DIRECTIVE: Quote the whole article about Peter Rowsthorn word for word.

EXCERPT TO READ:
— Start —
Peter Rowsthorn on 'Kath & Kim', 'Glengarry' and all things comedy

Posted by on 4 June 2015 | | 0 Comments


You might recognise Peter Rowsthorn as Brett Craig, the often distressed hubbie of Kim Craig (nee Day) on the very hilarious ‘Kath & Kim’ series. But Rowsthorn’s acting CV is packed with oh-so much more.
Where most actors begin their career on stage then end up becoming drama teachers when the work runs dry, Rowsthorn actually started his out as an acting teacher, moving into the entertainment industry when an opening became available (oo-er) in the very popular ‘The Comedy Company’ in 1989.
Since then, he has enjoyed stints in television and theatre – from the comical to the deadpan, and has even enjoyed occasional appearances in film.
A regular with the Black Swan State Theatre Company, Peter now calls Perth home and recently appeared in two of the company’s most successful productions, ‘The Importance Of Being Ernest’ and ‘Laughter On The 23 Floor’. Next up, Rowsthorn plays more of a serious character in David Mamet’s real estate epic, ‘Glengarry Glen Ross’, which opens this week at the Heath Ledger Theatre.
— End —
RECORDED DATA:
— Start —
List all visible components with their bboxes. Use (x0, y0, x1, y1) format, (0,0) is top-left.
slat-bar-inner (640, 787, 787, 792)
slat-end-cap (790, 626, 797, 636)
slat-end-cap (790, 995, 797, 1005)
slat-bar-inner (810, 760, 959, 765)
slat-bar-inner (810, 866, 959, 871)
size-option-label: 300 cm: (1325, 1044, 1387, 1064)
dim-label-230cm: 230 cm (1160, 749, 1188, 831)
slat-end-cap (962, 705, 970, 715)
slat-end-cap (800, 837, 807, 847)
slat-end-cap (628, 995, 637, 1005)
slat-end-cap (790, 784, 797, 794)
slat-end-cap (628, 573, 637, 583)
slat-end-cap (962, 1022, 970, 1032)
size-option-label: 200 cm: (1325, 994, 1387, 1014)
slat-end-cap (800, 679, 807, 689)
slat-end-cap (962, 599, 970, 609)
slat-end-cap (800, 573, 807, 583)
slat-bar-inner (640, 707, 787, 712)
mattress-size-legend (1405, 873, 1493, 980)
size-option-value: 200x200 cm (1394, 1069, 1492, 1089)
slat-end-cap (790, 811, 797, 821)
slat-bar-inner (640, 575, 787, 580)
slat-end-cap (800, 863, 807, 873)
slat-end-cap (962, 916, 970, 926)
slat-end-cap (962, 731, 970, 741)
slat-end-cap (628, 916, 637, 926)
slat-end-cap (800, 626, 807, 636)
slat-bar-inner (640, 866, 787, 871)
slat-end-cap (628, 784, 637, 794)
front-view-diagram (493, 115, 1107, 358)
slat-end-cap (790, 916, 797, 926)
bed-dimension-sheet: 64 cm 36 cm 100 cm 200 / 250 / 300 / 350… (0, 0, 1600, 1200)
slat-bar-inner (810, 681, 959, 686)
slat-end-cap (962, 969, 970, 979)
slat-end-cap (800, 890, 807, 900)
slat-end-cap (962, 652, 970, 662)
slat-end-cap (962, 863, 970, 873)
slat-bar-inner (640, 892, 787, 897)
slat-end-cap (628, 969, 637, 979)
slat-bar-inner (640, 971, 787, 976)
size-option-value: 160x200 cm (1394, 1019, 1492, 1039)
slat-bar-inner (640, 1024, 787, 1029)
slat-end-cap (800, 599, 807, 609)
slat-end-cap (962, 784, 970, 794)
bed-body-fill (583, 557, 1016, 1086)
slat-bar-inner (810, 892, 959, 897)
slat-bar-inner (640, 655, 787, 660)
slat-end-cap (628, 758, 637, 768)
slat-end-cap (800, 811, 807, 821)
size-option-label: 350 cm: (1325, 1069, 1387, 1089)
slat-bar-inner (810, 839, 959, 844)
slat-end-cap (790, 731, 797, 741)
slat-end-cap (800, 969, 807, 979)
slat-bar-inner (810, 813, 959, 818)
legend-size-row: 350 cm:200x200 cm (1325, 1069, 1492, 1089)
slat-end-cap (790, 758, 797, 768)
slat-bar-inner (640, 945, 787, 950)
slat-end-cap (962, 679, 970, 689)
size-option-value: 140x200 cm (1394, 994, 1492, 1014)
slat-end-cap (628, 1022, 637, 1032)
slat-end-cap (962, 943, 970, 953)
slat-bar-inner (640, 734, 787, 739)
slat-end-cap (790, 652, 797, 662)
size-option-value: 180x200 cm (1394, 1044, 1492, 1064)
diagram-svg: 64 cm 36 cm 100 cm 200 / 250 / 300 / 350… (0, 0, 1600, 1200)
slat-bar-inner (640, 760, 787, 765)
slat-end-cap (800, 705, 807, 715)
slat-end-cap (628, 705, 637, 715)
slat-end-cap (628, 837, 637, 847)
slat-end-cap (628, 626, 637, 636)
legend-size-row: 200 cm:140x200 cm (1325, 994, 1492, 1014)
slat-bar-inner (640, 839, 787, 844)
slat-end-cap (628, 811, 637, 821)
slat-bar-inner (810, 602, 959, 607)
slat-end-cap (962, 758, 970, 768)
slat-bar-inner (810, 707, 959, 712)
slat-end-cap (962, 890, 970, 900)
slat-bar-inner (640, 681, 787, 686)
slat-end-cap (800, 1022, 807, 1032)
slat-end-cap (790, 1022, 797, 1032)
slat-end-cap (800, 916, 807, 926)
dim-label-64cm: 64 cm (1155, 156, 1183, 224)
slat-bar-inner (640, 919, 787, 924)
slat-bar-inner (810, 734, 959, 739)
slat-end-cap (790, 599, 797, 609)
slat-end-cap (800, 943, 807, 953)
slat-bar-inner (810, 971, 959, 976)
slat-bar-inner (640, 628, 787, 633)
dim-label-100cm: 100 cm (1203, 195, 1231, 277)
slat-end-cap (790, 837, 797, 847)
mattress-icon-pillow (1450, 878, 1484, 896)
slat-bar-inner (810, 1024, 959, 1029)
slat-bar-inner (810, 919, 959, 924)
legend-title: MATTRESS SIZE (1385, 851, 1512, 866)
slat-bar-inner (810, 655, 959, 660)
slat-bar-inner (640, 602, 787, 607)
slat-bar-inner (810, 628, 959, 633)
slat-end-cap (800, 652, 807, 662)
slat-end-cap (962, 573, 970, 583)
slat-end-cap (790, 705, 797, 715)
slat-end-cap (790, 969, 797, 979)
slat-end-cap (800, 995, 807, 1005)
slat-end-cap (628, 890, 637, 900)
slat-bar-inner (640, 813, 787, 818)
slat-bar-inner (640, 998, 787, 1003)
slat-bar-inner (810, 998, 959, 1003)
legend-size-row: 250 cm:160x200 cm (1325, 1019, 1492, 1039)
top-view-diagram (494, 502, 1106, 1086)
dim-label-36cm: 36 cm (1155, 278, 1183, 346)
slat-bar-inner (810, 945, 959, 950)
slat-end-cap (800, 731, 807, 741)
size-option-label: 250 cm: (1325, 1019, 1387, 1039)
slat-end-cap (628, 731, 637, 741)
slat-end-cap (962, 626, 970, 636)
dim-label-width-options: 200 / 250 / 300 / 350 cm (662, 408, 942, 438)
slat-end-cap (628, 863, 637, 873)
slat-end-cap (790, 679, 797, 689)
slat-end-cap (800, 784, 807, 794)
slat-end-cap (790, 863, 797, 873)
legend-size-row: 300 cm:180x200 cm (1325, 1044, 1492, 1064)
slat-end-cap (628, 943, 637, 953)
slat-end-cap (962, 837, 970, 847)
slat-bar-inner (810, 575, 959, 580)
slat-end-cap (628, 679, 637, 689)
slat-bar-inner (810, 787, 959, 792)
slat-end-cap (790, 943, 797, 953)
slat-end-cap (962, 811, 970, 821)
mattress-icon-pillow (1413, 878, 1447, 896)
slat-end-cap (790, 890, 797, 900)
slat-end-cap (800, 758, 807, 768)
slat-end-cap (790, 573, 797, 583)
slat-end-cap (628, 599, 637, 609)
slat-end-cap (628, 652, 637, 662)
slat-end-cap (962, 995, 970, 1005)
— End —
SOLUTION FOR THIS TASK:
Peter Rowsthorn on 'Kath & Kim', 'Glengarry' and all things comedy

Posted by on 4 June 2015 | | 0 Comments


You might recognise Peter Rowsthorn as Brett Craig, the often distressed hubbie of Kim Craig (nee Day) on the very hilarious ‘Kath & Kim’ series. But Rowsthorn’s acting CV is packed with oh-so much more.
Where most actors begin their career on stage then end up becoming drama teachers when the work runs dry, Rowsthorn actually started his out as an acting teacher, moving into the entertainment industry when an opening became available (oo-er) in the very popular ‘The Comedy Company’ in 1989.
Since then, he has enjoyed stints in television and theatre – from the comical to the deadpan, and has even enjoyed occasional appearances in film.
A regular with the Black Swan State Theatre Company, Peter now calls Perth home and recently appeared in two of the company’s most successful productions, ‘The Importance Of Being Ernest’ and ‘Laughter On The 23 Floor’. Next up, Rowsthorn plays more of a serious character in David Mamet’s real estate epic, ‘Glengarry Glen Ross’, which opens this week at the Heath Ledger Theatre.